Report the count of lines below that include "Любви", without any other text.
▶
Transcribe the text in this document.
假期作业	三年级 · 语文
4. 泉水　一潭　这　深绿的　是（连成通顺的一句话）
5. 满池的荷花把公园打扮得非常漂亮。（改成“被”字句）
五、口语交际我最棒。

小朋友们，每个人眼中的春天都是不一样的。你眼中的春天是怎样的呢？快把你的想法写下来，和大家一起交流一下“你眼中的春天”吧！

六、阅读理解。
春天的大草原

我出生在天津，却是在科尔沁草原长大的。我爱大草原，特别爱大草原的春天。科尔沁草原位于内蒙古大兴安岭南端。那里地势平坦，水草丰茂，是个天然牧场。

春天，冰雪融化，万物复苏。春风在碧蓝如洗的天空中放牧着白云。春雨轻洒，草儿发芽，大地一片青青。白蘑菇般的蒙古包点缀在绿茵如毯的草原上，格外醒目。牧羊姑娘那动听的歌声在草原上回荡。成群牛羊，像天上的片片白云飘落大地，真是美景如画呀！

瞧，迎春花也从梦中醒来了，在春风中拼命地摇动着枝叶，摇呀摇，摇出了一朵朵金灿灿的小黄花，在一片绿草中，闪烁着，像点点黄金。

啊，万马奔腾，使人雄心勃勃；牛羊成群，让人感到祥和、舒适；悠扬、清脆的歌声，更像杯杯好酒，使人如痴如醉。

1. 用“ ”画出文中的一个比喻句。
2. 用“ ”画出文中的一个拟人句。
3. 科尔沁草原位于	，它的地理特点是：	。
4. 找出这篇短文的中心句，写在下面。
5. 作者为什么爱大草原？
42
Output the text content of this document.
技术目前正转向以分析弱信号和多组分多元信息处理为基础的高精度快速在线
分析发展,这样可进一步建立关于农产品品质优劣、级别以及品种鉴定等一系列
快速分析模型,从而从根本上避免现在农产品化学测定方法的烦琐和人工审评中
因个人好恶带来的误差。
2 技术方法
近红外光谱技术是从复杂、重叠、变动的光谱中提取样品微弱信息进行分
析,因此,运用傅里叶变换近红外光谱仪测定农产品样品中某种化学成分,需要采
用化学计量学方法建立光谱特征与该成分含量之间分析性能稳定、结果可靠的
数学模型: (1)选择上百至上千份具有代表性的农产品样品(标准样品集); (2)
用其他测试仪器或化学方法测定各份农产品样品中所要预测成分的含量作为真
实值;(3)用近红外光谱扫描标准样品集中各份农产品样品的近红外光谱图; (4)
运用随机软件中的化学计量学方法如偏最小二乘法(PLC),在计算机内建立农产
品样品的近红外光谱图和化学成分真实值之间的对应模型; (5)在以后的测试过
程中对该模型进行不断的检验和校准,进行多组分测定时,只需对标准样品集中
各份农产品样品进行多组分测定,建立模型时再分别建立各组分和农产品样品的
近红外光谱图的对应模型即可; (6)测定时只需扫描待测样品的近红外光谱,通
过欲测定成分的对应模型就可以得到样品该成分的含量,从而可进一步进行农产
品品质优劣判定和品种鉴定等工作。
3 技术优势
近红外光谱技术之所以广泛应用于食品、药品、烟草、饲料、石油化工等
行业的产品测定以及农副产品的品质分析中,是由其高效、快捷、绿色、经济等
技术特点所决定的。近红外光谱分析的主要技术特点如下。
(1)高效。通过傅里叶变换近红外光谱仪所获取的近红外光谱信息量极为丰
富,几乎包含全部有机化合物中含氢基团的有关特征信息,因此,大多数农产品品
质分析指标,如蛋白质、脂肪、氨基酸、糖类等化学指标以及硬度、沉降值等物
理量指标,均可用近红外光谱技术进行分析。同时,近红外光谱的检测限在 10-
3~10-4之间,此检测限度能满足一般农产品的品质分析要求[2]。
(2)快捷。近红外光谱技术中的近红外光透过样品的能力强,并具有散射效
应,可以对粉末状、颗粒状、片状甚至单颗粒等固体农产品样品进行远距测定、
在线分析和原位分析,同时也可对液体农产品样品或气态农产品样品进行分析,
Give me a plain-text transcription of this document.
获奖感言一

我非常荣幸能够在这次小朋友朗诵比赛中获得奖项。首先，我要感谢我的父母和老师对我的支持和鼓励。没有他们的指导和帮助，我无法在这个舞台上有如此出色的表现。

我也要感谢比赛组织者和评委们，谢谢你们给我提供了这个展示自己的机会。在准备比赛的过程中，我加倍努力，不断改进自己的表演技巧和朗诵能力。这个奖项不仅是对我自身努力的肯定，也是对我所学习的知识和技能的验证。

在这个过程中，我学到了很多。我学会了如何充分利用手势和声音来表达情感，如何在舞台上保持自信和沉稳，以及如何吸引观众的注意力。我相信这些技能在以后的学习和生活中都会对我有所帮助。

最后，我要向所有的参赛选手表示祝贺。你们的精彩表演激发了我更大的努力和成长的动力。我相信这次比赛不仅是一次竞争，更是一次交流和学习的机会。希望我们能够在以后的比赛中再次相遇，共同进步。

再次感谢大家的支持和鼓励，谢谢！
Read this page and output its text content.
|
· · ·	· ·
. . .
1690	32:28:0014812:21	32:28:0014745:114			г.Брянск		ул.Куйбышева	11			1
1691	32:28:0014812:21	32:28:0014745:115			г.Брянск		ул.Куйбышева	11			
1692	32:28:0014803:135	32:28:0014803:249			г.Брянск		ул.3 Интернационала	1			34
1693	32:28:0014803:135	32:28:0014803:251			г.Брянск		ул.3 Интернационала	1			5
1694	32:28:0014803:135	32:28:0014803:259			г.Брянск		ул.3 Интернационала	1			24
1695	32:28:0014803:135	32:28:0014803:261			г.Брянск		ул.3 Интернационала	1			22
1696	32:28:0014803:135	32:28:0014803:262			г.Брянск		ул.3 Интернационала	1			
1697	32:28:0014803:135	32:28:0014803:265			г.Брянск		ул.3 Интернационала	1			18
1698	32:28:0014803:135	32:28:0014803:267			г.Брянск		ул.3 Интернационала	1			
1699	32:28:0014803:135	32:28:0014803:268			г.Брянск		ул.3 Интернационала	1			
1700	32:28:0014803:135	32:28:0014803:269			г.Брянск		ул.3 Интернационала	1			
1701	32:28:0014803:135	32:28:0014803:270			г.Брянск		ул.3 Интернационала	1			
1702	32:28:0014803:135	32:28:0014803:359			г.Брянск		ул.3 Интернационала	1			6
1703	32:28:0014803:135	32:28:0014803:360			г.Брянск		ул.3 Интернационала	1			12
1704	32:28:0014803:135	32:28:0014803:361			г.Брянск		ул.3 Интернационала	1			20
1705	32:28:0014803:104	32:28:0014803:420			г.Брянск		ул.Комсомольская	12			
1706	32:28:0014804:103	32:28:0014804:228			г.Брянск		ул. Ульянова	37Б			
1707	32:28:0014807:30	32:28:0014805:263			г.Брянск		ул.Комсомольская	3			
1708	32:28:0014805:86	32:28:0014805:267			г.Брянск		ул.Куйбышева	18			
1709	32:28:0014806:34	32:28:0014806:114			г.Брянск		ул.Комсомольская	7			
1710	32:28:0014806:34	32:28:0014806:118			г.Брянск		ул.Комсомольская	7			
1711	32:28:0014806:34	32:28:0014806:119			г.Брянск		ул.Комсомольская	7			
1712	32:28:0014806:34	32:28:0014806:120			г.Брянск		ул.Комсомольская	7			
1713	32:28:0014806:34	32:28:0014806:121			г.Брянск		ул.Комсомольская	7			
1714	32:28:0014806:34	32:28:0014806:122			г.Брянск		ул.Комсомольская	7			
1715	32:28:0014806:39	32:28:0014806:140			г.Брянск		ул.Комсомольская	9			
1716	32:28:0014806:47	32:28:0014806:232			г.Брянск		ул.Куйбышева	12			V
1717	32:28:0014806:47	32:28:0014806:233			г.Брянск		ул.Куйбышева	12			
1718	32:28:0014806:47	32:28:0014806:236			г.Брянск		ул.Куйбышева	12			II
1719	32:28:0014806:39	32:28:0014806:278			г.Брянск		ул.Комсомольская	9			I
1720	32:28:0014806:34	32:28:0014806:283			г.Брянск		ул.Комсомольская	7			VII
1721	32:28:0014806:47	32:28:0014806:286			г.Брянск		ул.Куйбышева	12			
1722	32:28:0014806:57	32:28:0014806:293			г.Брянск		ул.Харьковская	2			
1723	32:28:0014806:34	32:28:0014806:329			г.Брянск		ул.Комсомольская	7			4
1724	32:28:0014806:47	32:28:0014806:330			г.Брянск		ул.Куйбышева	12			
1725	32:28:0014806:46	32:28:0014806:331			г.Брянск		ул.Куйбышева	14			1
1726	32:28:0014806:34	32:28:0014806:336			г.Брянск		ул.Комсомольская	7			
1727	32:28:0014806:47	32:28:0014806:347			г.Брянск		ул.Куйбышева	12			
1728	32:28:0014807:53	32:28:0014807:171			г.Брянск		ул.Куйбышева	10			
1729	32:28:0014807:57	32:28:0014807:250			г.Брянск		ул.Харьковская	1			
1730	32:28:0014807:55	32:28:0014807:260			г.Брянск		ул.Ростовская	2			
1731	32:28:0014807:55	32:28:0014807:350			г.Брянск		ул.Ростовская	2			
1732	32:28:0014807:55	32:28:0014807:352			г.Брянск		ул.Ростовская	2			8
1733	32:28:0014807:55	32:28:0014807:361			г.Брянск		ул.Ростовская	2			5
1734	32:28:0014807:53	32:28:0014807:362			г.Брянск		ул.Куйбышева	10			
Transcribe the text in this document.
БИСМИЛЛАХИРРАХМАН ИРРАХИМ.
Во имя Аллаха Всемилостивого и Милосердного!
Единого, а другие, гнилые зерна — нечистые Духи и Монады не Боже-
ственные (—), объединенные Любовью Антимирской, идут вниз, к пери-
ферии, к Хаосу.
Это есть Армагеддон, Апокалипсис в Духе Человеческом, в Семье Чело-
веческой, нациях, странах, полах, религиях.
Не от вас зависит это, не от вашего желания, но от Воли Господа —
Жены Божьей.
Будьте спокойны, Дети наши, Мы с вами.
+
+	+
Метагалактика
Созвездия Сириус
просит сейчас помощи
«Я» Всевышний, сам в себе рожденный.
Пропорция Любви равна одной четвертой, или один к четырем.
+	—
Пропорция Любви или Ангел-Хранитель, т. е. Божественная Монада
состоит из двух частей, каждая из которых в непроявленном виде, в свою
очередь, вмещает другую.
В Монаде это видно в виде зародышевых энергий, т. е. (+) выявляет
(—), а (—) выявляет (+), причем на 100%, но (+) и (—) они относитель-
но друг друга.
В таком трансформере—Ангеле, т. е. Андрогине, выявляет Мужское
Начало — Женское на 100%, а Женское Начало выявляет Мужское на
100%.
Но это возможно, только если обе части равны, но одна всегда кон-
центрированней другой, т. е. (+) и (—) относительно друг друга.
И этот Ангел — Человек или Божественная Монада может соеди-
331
◀
Output of the exercise:
2